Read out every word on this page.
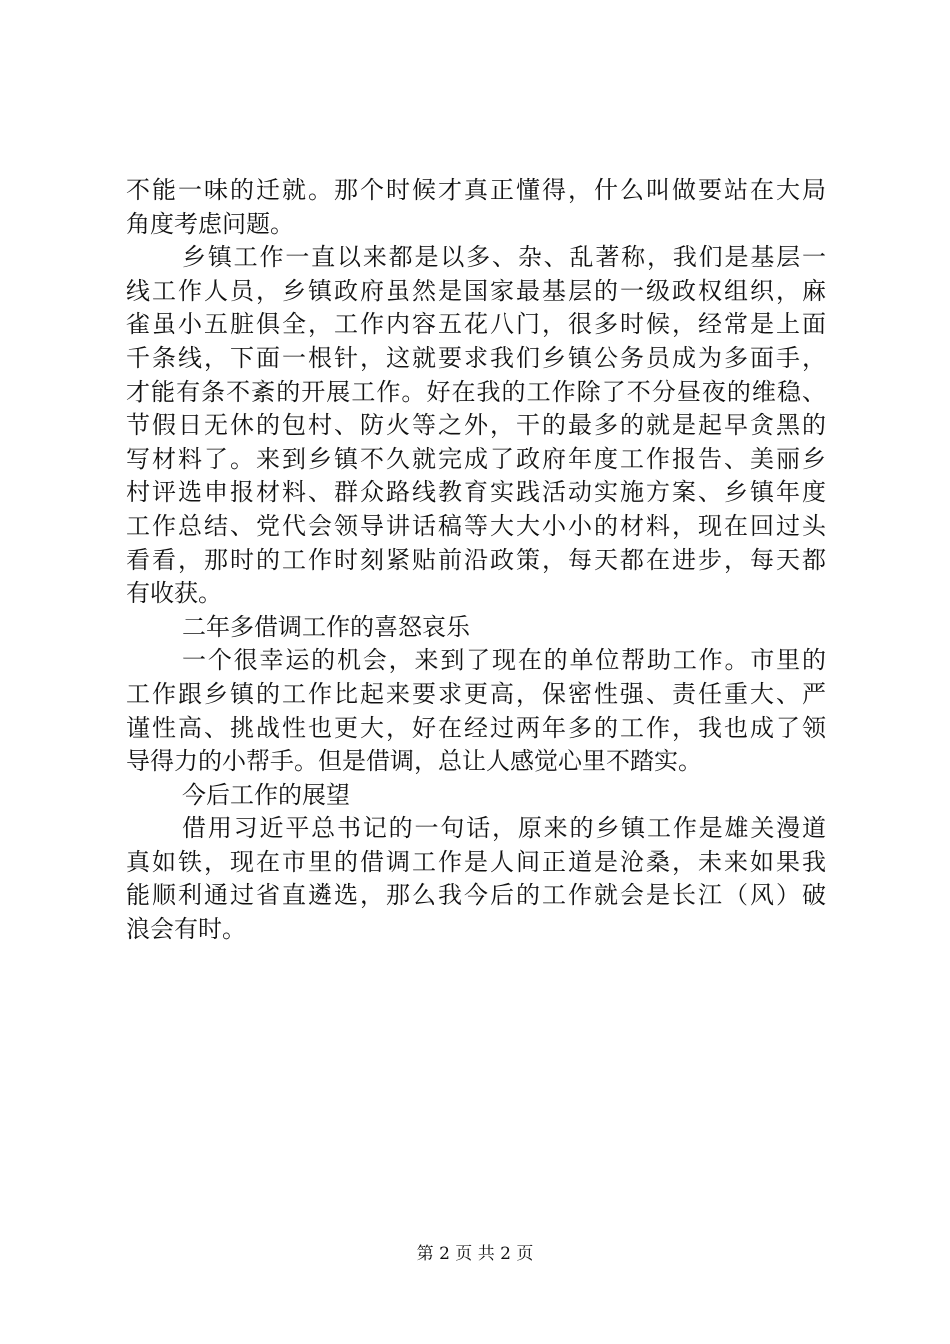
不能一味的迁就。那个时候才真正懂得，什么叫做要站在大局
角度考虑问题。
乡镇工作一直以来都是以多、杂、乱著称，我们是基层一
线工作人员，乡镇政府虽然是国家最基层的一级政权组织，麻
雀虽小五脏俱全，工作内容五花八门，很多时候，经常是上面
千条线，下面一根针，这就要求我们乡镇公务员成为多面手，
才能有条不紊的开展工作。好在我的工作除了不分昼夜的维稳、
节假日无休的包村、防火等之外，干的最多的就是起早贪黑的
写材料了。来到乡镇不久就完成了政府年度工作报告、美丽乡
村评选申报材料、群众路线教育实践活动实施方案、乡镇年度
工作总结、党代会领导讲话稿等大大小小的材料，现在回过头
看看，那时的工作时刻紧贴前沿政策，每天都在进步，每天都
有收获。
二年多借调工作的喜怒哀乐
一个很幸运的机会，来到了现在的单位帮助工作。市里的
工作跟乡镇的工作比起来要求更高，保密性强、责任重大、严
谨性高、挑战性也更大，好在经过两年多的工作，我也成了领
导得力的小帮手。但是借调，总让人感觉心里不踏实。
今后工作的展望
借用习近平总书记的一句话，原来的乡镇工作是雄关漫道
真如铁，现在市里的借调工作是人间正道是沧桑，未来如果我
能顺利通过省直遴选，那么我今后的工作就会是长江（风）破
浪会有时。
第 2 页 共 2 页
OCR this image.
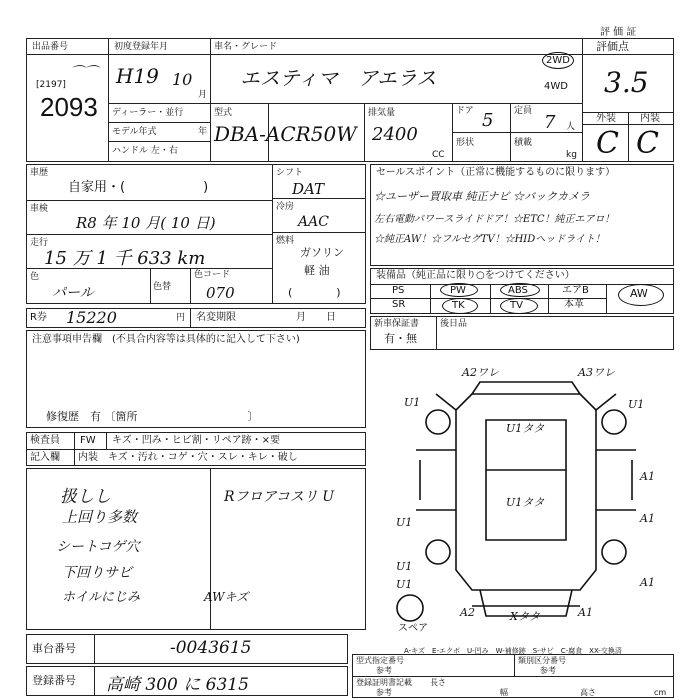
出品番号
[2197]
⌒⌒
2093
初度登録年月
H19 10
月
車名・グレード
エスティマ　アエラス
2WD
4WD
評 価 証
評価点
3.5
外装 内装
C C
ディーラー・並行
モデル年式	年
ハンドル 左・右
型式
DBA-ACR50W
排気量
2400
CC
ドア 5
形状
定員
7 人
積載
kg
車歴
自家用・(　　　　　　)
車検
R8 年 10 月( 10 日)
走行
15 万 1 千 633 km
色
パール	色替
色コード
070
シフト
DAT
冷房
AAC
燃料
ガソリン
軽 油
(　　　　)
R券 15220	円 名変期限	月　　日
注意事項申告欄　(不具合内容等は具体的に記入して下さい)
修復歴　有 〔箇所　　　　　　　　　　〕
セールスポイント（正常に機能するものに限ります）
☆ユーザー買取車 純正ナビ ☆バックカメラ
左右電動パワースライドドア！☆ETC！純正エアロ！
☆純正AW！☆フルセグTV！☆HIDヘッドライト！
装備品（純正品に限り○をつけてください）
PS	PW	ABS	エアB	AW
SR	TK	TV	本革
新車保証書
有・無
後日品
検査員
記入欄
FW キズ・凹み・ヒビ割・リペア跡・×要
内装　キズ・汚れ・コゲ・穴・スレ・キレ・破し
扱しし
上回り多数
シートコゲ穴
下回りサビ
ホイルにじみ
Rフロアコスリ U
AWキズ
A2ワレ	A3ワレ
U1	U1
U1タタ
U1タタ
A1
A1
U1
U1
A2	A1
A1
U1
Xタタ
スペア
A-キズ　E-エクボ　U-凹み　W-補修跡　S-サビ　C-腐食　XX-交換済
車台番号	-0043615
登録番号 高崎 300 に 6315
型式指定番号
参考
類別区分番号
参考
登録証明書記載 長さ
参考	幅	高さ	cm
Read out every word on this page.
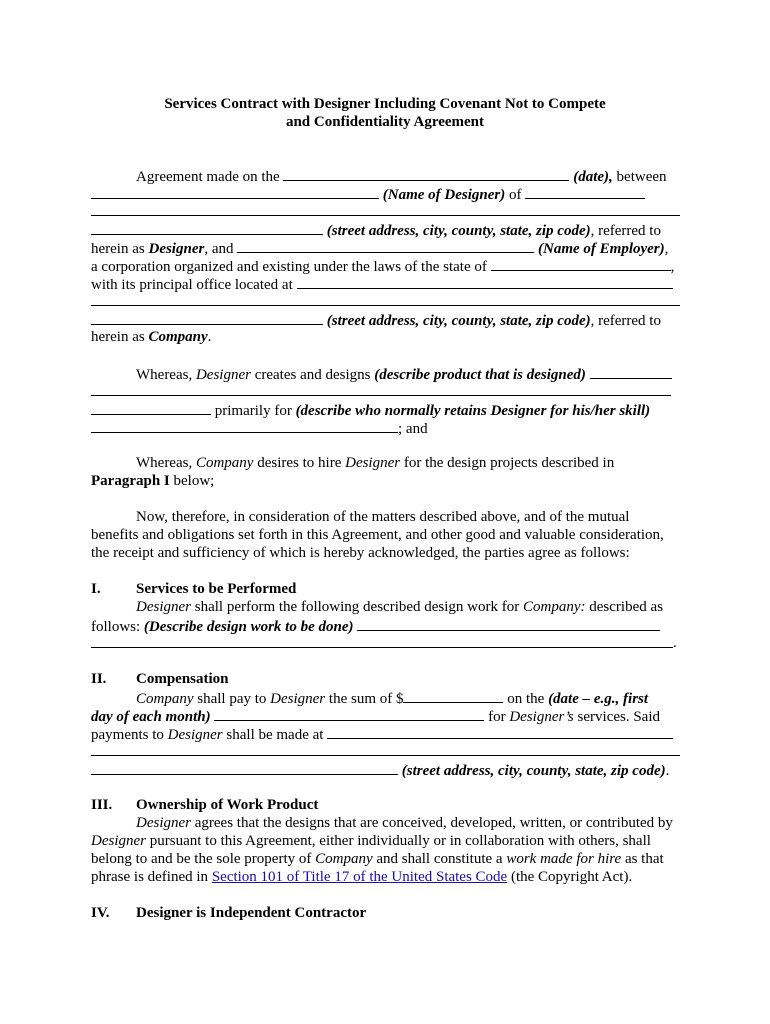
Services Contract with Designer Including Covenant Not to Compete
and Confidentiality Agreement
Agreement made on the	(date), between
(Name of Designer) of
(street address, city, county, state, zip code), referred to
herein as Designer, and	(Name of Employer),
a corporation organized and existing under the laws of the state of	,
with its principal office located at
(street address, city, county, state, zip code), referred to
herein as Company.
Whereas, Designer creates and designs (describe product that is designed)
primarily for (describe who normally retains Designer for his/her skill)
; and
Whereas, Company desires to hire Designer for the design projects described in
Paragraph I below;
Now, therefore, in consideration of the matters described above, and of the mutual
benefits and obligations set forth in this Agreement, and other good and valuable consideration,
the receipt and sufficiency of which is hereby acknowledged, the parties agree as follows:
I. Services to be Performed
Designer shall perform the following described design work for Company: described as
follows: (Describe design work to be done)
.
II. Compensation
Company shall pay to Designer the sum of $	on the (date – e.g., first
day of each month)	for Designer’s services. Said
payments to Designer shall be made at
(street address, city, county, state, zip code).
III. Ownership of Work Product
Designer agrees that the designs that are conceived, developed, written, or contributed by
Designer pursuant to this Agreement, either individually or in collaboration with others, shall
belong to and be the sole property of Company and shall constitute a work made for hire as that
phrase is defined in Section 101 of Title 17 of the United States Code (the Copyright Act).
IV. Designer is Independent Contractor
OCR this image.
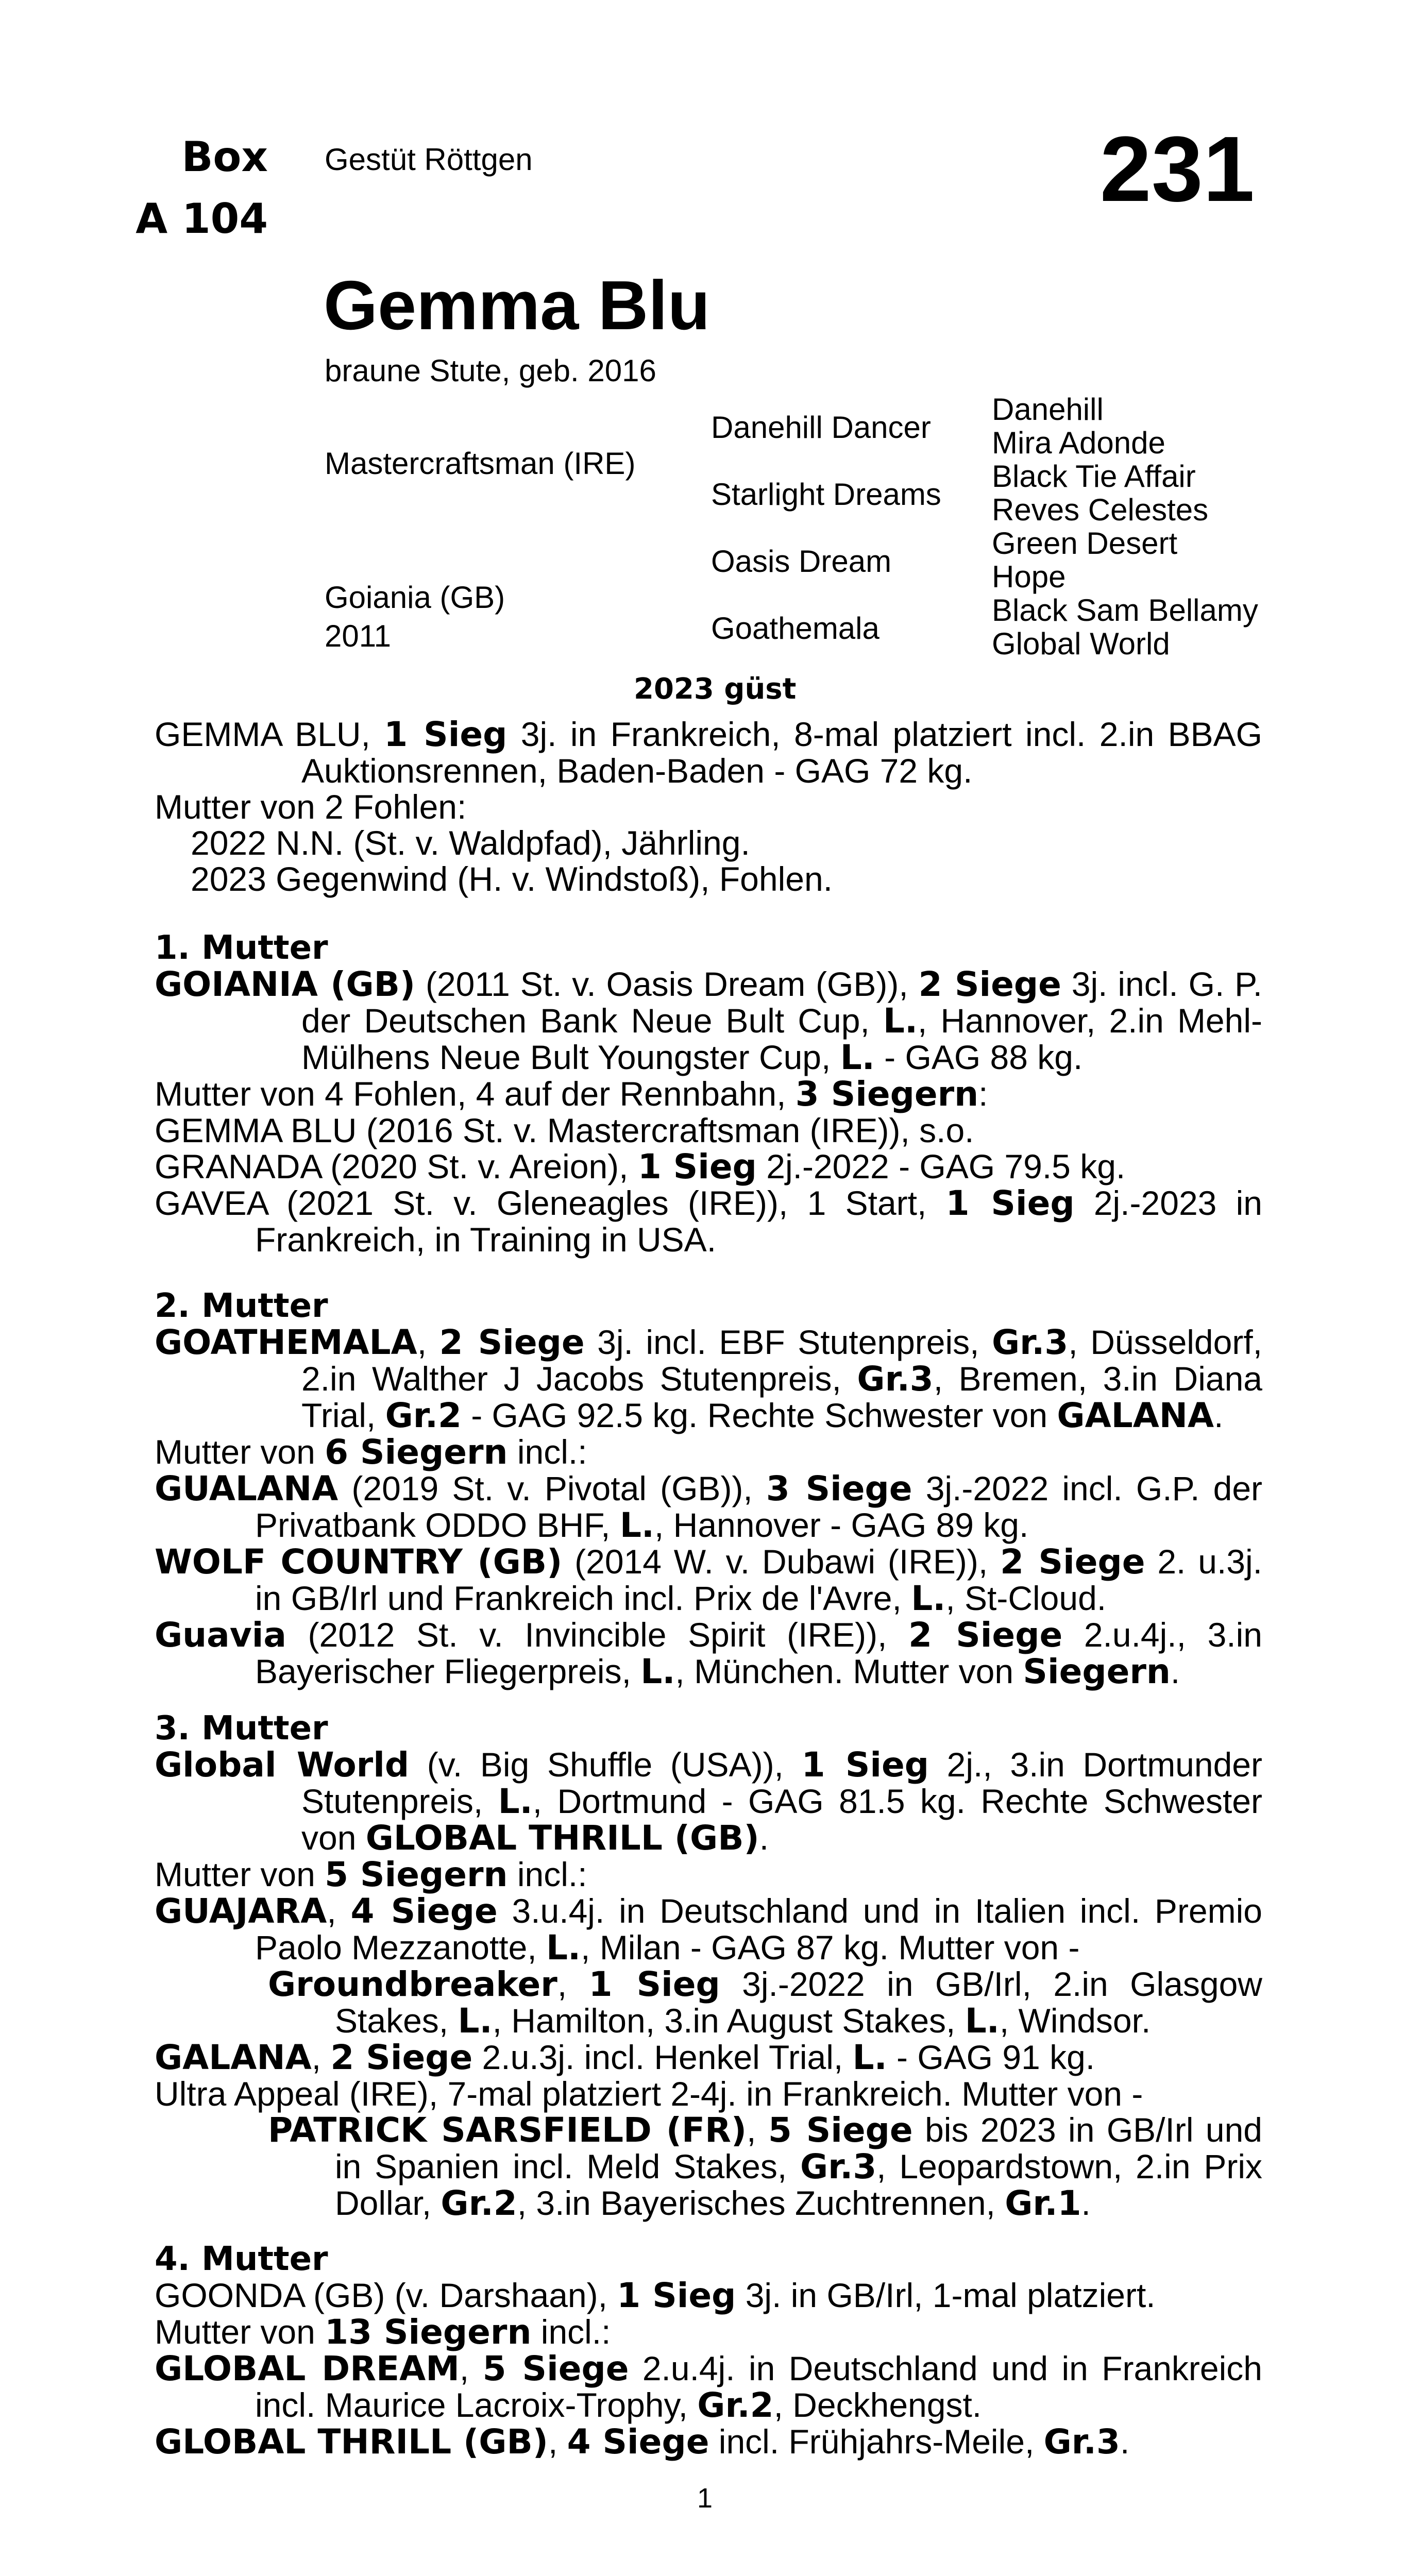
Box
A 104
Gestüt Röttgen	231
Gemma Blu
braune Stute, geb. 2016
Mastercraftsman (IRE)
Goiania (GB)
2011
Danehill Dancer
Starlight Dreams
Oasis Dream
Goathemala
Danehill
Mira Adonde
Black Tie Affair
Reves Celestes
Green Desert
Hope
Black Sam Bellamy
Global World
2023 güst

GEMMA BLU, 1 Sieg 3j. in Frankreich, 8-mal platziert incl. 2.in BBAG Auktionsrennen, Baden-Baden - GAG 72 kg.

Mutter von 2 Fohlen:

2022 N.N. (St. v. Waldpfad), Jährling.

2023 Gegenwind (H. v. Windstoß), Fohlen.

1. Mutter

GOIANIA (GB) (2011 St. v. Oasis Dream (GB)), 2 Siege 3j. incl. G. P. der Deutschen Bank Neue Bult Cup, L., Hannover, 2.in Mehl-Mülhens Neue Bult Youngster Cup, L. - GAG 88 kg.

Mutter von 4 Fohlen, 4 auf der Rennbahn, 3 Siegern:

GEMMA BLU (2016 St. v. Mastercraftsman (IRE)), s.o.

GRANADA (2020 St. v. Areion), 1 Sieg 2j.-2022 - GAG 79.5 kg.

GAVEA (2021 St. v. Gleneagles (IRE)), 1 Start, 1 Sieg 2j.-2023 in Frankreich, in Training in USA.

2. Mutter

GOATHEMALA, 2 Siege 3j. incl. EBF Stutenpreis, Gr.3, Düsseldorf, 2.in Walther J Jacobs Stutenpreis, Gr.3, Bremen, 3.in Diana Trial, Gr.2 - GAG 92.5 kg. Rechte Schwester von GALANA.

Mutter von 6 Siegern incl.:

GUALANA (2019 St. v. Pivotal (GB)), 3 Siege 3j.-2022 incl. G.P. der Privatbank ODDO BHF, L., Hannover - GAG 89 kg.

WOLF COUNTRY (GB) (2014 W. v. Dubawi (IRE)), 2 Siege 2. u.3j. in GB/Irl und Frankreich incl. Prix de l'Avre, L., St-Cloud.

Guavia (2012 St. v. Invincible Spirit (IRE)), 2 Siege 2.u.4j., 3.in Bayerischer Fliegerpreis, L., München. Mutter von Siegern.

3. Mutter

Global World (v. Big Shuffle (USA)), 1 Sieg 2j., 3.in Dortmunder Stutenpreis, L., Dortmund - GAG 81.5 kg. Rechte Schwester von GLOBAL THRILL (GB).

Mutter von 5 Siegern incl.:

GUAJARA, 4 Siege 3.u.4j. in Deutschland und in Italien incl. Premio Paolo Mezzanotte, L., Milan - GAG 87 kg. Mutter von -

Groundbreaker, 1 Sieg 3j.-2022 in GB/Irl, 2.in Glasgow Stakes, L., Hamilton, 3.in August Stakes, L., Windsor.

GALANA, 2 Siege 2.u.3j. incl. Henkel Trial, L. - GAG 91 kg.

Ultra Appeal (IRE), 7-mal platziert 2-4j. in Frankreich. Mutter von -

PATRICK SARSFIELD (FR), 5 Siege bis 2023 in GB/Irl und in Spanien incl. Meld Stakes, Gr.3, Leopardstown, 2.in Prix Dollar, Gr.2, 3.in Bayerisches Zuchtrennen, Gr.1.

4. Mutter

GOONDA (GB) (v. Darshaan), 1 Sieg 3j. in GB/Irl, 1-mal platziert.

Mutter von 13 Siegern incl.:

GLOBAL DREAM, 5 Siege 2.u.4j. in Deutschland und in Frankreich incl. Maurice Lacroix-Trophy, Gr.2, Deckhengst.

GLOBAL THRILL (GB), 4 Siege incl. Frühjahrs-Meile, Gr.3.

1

**Requirements**
Collect each line above holding the string "herein".

**Result below**
herein as Designer, and	(Name of Employer),
herein as Company.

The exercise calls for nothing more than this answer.